-------- Recorded data
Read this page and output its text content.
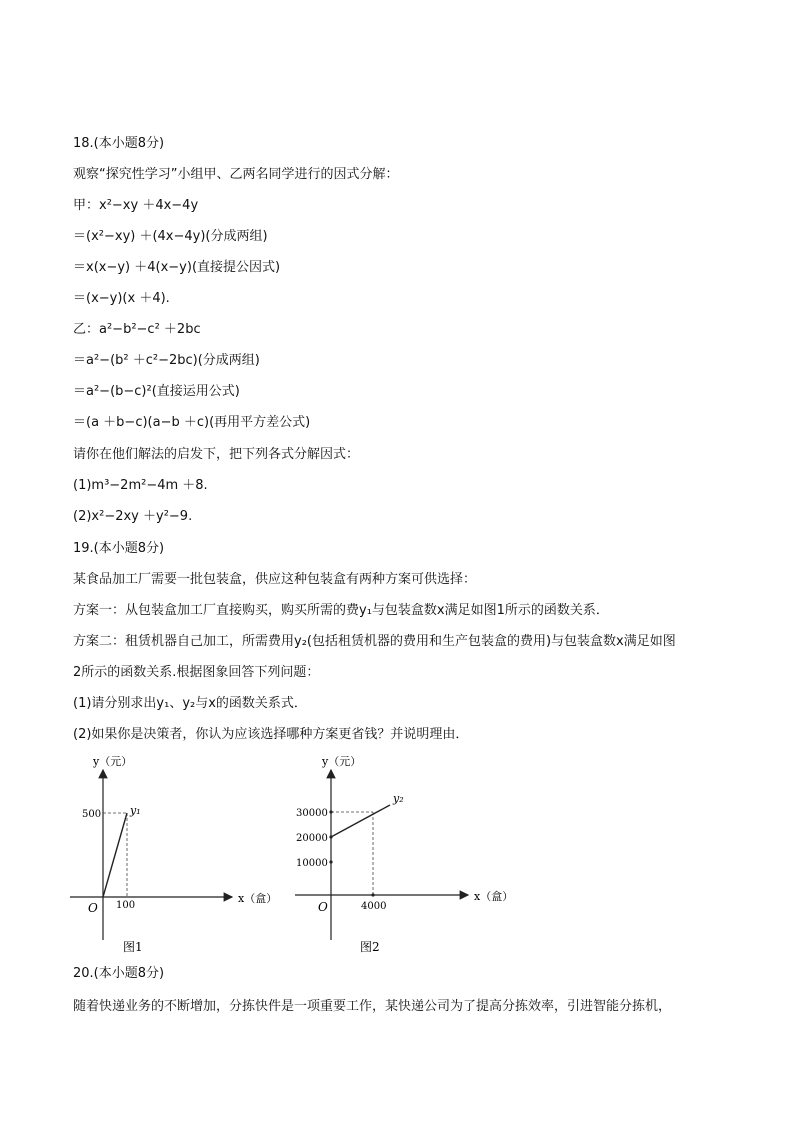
18.(本小题8分)
观察“探究性学习”小组甲、乙两名同学进行的因式分解：
甲：x²−xy ＋4x−4y
＝(x²−xy) ＋(4x−4y)(分成两组)
＝x(x−y) ＋4(x−y)(直接提公因式)
＝(x−y)(x ＋4).
乙：a²−b²−c² ＋2bc
＝a²−(b² ＋c²−2bc)(分成两组)
＝a²−(b−c)²(直接运用公式)
＝(a ＋b−c)(a−b ＋c)(再用平方差公式)
请你在他们解法的启发下，把下列各式分解因式：
(1)m³−2m²−4m ＋8.
(2)x²−2xy ＋y²−9.
19.(本小题8分)
某食品加工厂需要一批包装盒，供应这种包装盒有两种方案可供选择：
方案一：从包装盒加工厂直接购买，购买所需的费y₁与包装盒数x满足如图1所示的函数关系．
方案二：租赁机器自己加工，所需费用y₂(包括租赁机器的费用和生产包装盒的费用)与包装盒数x满足如图
2所示的函数关系.根据图象回答下列问题：
(1)请分别求出y₁、y₂与x的函数关系式．
(2)如果你是决策者，你认为应该选择哪种方案更省钱？并说明理由．
y（元）
x（盒）
O
500
100
y₁
图1
y（元）
x（盒）
O
30000
20000
10000
4000
y₂
图2
20.(本小题8分)
随着快递业务的不断增加，分拣快件是一项重要工作，某快递公司为了提高分拣效率，引进智能分拣机，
----------------
## Task objective:
The data above needs to be retyped exactly, with the images left out.

## Result:
Read this page and output its text content.
18.(本小题8分)
观察“探究性学习”小组甲、乙两名同学进行的因式分解：
甲：x²−xy ＋4x−4y
＝(x²−xy) ＋(4x−4y)(分成两组)
＝x(x−y) ＋4(x−y)(直接提公因式)
＝(x−y)(x ＋4).
乙：a²−b²−c² ＋2bc
＝a²−(b² ＋c²−2bc)(分成两组)
＝a²−(b−c)²(直接运用公式)
＝(a ＋b−c)(a−b ＋c)(再用平方差公式)
请你在他们解法的启发下，把下列各式分解因式：
(1)m³−2m²−4m ＋8.
(2)x²−2xy ＋y²−9.
19.(本小题8分)
某食品加工厂需要一批包装盒，供应这种包装盒有两种方案可供选择：
方案一：从包装盒加工厂直接购买，购买所需的费y₁与包装盒数x满足如图1所示的函数关系．
方案二：租赁机器自己加工，所需费用y₂(包括租赁机器的费用和生产包装盒的费用)与包装盒数x满足如图
2所示的函数关系.根据图象回答下列问题：
(1)请分别求出y₁、y₂与x的函数关系式．
(2)如果你是决策者，你认为应该选择哪种方案更省钱？并说明理由．
y（元）
x（盒）
O
500
100
y₁
图1
y（元）
x（盒）
O
30000
20000
10000
4000
y₂
图2
20.(本小题8分)
随着快递业务的不断增加，分拣快件是一项重要工作，某快递公司为了提高分拣效率，引进智能分拣机，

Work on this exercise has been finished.